### Work instructions:
Copy the data precisely, keeping every character.

## begin Entries supplied

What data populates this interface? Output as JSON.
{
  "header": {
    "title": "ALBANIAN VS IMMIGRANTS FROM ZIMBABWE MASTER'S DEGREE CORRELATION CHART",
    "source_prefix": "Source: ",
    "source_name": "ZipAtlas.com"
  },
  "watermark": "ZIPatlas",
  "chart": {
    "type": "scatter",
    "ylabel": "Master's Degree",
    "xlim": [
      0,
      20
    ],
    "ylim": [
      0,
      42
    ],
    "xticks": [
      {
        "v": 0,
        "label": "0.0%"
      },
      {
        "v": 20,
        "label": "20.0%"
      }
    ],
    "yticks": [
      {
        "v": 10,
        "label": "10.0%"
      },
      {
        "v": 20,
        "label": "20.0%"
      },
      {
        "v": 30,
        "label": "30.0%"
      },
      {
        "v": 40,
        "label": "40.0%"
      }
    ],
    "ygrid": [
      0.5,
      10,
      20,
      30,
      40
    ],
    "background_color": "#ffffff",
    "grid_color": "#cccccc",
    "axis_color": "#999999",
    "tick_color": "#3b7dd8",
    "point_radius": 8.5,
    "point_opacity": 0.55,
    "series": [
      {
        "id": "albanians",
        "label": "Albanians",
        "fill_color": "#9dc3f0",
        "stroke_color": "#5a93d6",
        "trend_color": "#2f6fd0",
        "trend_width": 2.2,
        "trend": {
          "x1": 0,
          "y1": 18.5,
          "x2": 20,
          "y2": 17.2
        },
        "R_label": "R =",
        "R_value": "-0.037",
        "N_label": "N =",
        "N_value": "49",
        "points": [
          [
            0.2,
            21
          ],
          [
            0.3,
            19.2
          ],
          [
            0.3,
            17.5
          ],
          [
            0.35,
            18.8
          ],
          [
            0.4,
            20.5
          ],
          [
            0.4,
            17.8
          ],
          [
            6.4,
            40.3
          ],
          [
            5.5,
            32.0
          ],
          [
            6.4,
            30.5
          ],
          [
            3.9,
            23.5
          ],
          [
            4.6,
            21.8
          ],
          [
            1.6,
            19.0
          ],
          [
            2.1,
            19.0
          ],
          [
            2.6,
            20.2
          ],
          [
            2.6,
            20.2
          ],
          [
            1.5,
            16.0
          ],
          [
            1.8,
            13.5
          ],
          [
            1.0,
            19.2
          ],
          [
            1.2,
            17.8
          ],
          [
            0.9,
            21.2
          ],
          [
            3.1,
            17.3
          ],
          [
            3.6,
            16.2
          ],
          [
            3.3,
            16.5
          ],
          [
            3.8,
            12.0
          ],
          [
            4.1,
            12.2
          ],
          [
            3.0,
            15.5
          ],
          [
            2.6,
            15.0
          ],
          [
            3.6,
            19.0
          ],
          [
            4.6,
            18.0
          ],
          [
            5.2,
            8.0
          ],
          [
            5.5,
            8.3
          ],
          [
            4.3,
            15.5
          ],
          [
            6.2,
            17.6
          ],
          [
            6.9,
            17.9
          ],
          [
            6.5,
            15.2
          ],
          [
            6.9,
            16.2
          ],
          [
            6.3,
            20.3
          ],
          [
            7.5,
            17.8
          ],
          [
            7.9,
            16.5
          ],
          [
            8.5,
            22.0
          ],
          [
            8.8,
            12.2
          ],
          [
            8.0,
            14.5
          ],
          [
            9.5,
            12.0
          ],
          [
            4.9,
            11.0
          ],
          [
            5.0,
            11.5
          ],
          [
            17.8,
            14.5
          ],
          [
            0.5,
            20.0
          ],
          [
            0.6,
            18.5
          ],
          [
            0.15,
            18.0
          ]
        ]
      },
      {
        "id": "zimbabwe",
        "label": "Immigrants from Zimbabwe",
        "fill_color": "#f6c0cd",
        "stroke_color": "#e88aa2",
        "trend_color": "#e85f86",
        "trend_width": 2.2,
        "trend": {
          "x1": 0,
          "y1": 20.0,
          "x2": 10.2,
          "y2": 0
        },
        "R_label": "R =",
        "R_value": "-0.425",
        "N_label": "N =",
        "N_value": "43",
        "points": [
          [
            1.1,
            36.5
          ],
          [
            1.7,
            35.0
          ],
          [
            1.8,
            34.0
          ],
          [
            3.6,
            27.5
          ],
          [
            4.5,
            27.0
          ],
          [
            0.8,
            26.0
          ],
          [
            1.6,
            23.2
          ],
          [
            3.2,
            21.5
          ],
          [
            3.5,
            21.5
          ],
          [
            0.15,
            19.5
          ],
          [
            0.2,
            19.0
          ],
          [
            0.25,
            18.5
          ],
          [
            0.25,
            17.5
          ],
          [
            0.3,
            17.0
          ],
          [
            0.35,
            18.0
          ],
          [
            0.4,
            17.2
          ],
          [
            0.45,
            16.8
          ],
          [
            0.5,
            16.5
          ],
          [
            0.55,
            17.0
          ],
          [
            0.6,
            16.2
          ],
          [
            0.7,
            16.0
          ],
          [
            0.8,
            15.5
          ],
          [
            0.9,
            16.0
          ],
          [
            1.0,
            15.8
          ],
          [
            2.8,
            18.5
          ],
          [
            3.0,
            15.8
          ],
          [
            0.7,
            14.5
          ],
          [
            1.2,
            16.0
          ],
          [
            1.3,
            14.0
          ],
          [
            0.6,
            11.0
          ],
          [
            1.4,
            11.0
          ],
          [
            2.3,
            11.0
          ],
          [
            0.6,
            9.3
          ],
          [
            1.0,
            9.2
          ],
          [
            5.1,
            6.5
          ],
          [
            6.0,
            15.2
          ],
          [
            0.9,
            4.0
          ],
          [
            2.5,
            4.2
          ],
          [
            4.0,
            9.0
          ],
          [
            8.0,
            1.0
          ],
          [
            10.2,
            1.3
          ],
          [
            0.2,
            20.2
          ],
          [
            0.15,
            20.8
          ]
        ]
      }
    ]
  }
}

## end Entries supplied

### Solved problem:
What data populates this interface? Output as JSON.
{
  "header": {
    "title": "ALBANIAN VS IMMIGRANTS FROM ZIMBABWE MASTER'S DEGREE CORRELATION CHART",
    "source_prefix": "Source: ",
    "source_name": "ZipAtlas.com"
  },
  "watermark": "ZIPatlas",
  "chart": {
    "type": "scatter",
    "ylabel": "Master's Degree",
    "xlim": [
      0,
      20
    ],
    "ylim": [
      0,
      42
    ],
    "xticks": [
      {
        "v": 0,
        "label": "0.0%"
      },
      {
        "v": 20,
        "label": "20.0%"
      }
    ],
    "yticks": [
      {
        "v": 10,
        "label": "10.0%"
      },
      {
        "v": 20,
        "label": "20.0%"
      },
      {
        "v": 30,
        "label": "30.0%"
      },
      {
        "v": 40,
        "label": "40.0%"
      }
    ],
    "ygrid": [
      0.5,
      10,
      20,
      30,
      40
    ],
    "background_color": "#ffffff",
    "grid_color": "#cccccc",
    "axis_color": "#999999",
    "tick_color": "#3b7dd8",
    "point_radius": 8.5,
    "point_opacity": 0.55,
    "series": [
      {
        "id": "albanians",
        "label": "Albanians",
        "fill_color": "#9dc3f0",
        "stroke_color": "#5a93d6",
        "trend_color": "#2f6fd0",
        "trend_width": 2.2,
        "trend": {
          "x1": 0,
          "y1": 18.5,
          "x2": 20,
          "y2": 17.2
        },
        "R_label": "R =",
        "R_value": "-0.037",
        "N_label": "N =",
        "N_value": "49",
        "points": [
          [
            0.2,
            21
          ],
          [
            0.3,
            19.2
          ],
          [
            0.3,
            17.5
          ],
          [
            0.35,
            18.8
          ],
          [
            0.4,
            20.5
          ],
          [
            0.4,
            17.8
          ],
          [
            6.4,
            40.3
          ],
          [
            5.5,
            32.0
          ],
          [
            6.4,
            30.5
          ],
          [
            3.9,
            23.5
          ],
          [
            4.6,
            21.8
          ],
          [
            1.6,
            19.0
          ],
          [
            2.1,
            19.0
          ],
          [
            2.6,
            20.2
          ],
          [
            2.6,
            20.2
          ],
          [
            1.5,
            16.0
          ],
          [
            1.8,
            13.5
          ],
          [
            1.0,
            19.2
          ],
          [
            1.2,
            17.8
          ],
          [
            0.9,
            21.2
          ],
          [
            3.1,
            17.3
          ],
          [
            3.6,
            16.2
          ],
          [
            3.3,
            16.5
          ],
          [
            3.8,
            12.0
          ],
          [
            4.1,
            12.2
          ],
          [
            3.0,
            15.5
          ],
          [
            2.6,
            15.0
          ],
          [
            3.6,
            19.0
          ],
          [
            4.6,
            18.0
          ],
          [
            5.2,
            8.0
          ],
          [
            5.5,
            8.3
          ],
          [
            4.3,
            15.5
          ],
          [
            6.2,
            17.6
          ],
          [
            6.9,
            17.9
          ],
          [
            6.5,
            15.2
          ],
          [
            6.9,
            16.2
          ],
          [
            6.3,
            20.3
          ],
          [
            7.5,
            17.8
          ],
          [
            7.9,
            16.5
          ],
          [
            8.5,
            22.0
          ],
          [
            8.8,
            12.2
          ],
          [
            8.0,
            14.5
          ],
          [
            9.5,
            12.0
          ],
          [
            4.9,
            11.0
          ],
          [
            5.0,
            11.5
          ],
          [
            17.8,
            14.5
          ],
          [
            0.5,
            20.0
          ],
          [
            0.6,
            18.5
          ],
          [
            0.15,
            18.0
          ]
        ]
      },
      {
        "id": "zimbabwe",
        "label": "Immigrants from Zimbabwe",
        "fill_color": "#f6c0cd",
        "stroke_color": "#e88aa2",
        "trend_color": "#e85f86",
        "trend_width": 2.2,
        "trend": {
          "x1": 0,
          "y1": 20.0,
          "x2": 10.2,
          "y2": 0
        },
        "R_label": "R =",
        "R_value": "-0.425",
        "N_label": "N =",
        "N_value": "43",
        "points": [
          [
            1.1,
            36.5
          ],
          [
            1.7,
            35.0
          ],
          [
            1.8,
            34.0
          ],
          [
            3.6,
            27.5
          ],
          [
            4.5,
            27.0
          ],
          [
            0.8,
            26.0
          ],
          [
            1.6,
            23.2
          ],
          [
            3.2,
            21.5
          ],
          [
            3.5,
            21.5
          ],
          [
            0.15,
            19.5
          ],
          [
            0.2,
            19.0
          ],
          [
            0.25,
            18.5
          ],
          [
            0.25,
            17.5
          ],
          [
            0.3,
            17.0
          ],
          [
            0.35,
            18.0
          ],
          [
            0.4,
            17.2
          ],
          [
            0.45,
            16.8
          ],
          [
            0.5,
            16.5
          ],
          [
            0.55,
            17.0
          ],
          [
            0.6,
            16.2
          ],
          [
            0.7,
            16.0
          ],
          [
            0.8,
            15.5
          ],
          [
            0.9,
            16.0
          ],
          [
            1.0,
            15.8
          ],
          [
            2.8,
            18.5
          ],
          [
            3.0,
            15.8
          ],
          [
            0.7,
            14.5
          ],
          [
            1.2,
            16.0
          ],
          [
            1.3,
            14.0
          ],
          [
            0.6,
            11.0
          ],
          [
            1.4,
            11.0
          ],
          [
            2.3,
            11.0
          ],
          [
            0.6,
            9.3
          ],
          [
            1.0,
            9.2
          ],
          [
            5.1,
            6.5
          ],
          [
            6.0,
            15.2
          ],
          [
            0.9,
            4.0
          ],
          [
            2.5,
            4.2
          ],
          [
            4.0,
            9.0
          ],
          [
            8.0,
            1.0
          ],
          [
            10.2,
            1.3
          ],
          [
            0.2,
            20.2
          ],
          [
            0.15,
            20.8
          ]
        ]
      }
    ]
  }
}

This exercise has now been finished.